Task:
Skip the pictures and repeat each line of the data exactly.

Records:
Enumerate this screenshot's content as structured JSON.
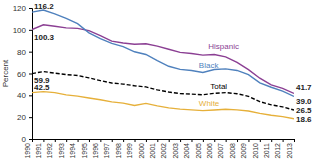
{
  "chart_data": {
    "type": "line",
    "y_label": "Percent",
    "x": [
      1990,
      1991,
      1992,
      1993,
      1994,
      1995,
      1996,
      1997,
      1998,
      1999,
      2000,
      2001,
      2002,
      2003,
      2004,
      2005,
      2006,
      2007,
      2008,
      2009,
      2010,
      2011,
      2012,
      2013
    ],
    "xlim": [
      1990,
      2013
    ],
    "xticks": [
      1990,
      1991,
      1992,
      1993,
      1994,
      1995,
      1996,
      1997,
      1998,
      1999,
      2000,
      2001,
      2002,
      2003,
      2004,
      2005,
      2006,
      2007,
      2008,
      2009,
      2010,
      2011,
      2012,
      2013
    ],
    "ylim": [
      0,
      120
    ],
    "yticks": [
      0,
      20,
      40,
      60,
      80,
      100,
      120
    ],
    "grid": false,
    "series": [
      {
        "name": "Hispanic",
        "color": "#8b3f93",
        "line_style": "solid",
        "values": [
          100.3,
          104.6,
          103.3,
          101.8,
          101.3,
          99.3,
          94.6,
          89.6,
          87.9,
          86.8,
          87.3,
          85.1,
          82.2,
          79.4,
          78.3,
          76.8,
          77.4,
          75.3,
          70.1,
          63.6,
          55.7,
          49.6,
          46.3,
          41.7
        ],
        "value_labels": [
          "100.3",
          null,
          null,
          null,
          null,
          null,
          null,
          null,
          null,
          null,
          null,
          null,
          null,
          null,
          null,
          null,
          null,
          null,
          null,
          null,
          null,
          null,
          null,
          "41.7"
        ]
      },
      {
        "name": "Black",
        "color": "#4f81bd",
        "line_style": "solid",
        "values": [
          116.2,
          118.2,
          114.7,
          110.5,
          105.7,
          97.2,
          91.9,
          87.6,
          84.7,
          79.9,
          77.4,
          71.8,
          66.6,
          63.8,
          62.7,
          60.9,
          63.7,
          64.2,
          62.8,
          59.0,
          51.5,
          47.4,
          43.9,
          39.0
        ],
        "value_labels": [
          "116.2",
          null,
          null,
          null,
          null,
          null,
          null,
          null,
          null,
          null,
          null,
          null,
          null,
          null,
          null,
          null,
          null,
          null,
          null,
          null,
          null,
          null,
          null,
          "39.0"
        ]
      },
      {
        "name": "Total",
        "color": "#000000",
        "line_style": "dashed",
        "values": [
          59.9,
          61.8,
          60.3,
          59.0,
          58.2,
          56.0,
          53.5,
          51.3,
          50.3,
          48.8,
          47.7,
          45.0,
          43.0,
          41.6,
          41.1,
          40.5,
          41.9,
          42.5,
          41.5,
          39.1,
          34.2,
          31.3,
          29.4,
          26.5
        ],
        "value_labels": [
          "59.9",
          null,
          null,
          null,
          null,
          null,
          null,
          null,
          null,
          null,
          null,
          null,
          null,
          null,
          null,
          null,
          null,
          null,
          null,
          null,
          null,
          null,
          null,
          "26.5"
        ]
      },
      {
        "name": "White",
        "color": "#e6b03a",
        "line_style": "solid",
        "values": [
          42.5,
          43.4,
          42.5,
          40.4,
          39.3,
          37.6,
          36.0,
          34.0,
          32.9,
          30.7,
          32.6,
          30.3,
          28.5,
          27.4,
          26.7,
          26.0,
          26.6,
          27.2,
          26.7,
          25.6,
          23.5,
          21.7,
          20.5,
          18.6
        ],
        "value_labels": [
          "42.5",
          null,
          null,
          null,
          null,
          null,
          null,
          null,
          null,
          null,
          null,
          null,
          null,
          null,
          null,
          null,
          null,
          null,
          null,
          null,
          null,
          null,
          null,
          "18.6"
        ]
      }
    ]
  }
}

Solution for this problem:
Enumerate this screenshot's content as structured JSON.
{
  "chart_data": {
    "type": "line",
    "y_label": "Percent",
    "x": [
      1990,
      1991,
      1992,
      1993,
      1994,
      1995,
      1996,
      1997,
      1998,
      1999,
      2000,
      2001,
      2002,
      2003,
      2004,
      2005,
      2006,
      2007,
      2008,
      2009,
      2010,
      2011,
      2012,
      2013
    ],
    "xlim": [
      1990,
      2013
    ],
    "xticks": [
      1990,
      1991,
      1992,
      1993,
      1994,
      1995,
      1996,
      1997,
      1998,
      1999,
      2000,
      2001,
      2002,
      2003,
      2004,
      2005,
      2006,
      2007,
      2008,
      2009,
      2010,
      2011,
      2012,
      2013
    ],
    "ylim": [
      0,
      120
    ],
    "yticks": [
      0,
      20,
      40,
      60,
      80,
      100,
      120
    ],
    "grid": false,
    "series": [
      {
        "name": "Hispanic",
        "color": "#8b3f93",
        "line_style": "solid",
        "values": [
          100.3,
          104.6,
          103.3,
          101.8,
          101.3,
          99.3,
          94.6,
          89.6,
          87.9,
          86.8,
          87.3,
          85.1,
          82.2,
          79.4,
          78.3,
          76.8,
          77.4,
          75.3,
          70.1,
          63.6,
          55.7,
          49.6,
          46.3,
          41.7
        ],
        "value_labels": [
          "100.3",
          null,
          null,
          null,
          null,
          null,
          null,
          null,
          null,
          null,
          null,
          null,
          null,
          null,
          null,
          null,
          null,
          null,
          null,
          null,
          null,
          null,
          null,
          "41.7"
        ]
      },
      {
        "name": "Black",
        "color": "#4f81bd",
        "line_style": "solid",
        "values": [
          116.2,
          118.2,
          114.7,
          110.5,
          105.7,
          97.2,
          91.9,
          87.6,
          84.7,
          79.9,
          77.4,
          71.8,
          66.6,
          63.8,
          62.7,
          60.9,
          63.7,
          64.2,
          62.8,
          59.0,
          51.5,
          47.4,
          43.9,
          39.0
        ],
        "value_labels": [
          "116.2",
          null,
          null,
          null,
          null,
          null,
          null,
          null,
          null,
          null,
          null,
          null,
          null,
          null,
          null,
          null,
          null,
          null,
          null,
          null,
          null,
          null,
          null,
          "39.0"
        ]
      },
      {
        "name": "Total",
        "color": "#000000",
        "line_style": "dashed",
        "values": [
          59.9,
          61.8,
          60.3,
          59.0,
          58.2,
          56.0,
          53.5,
          51.3,
          50.3,
          48.8,
          47.7,
          45.0,
          43.0,
          41.6,
          41.1,
          40.5,
          41.9,
          42.5,
          41.5,
          39.1,
          34.2,
          31.3,
          29.4,
          26.5
        ],
        "value_labels": [
          "59.9",
          null,
          null,
          null,
          null,
          null,
          null,
          null,
          null,
          null,
          null,
          null,
          null,
          null,
          null,
          null,
          null,
          null,
          null,
          null,
          null,
          null,
          null,
          "26.5"
        ]
      },
      {
        "name": "White",
        "color": "#e6b03a",
        "line_style": "solid",
        "values": [
          42.5,
          43.4,
          42.5,
          40.4,
          39.3,
          37.6,
          36.0,
          34.0,
          32.9,
          30.7,
          32.6,
          30.3,
          28.5,
          27.4,
          26.7,
          26.0,
          26.6,
          27.2,
          26.7,
          25.6,
          23.5,
          21.7,
          20.5,
          18.6
        ],
        "value_labels": [
          "42.5",
          null,
          null,
          null,
          null,
          null,
          null,
          null,
          null,
          null,
          null,
          null,
          null,
          null,
          null,
          null,
          null,
          null,
          null,
          null,
          null,
          null,
          null,
          "18.6"
        ]
      }
    ]
  }
}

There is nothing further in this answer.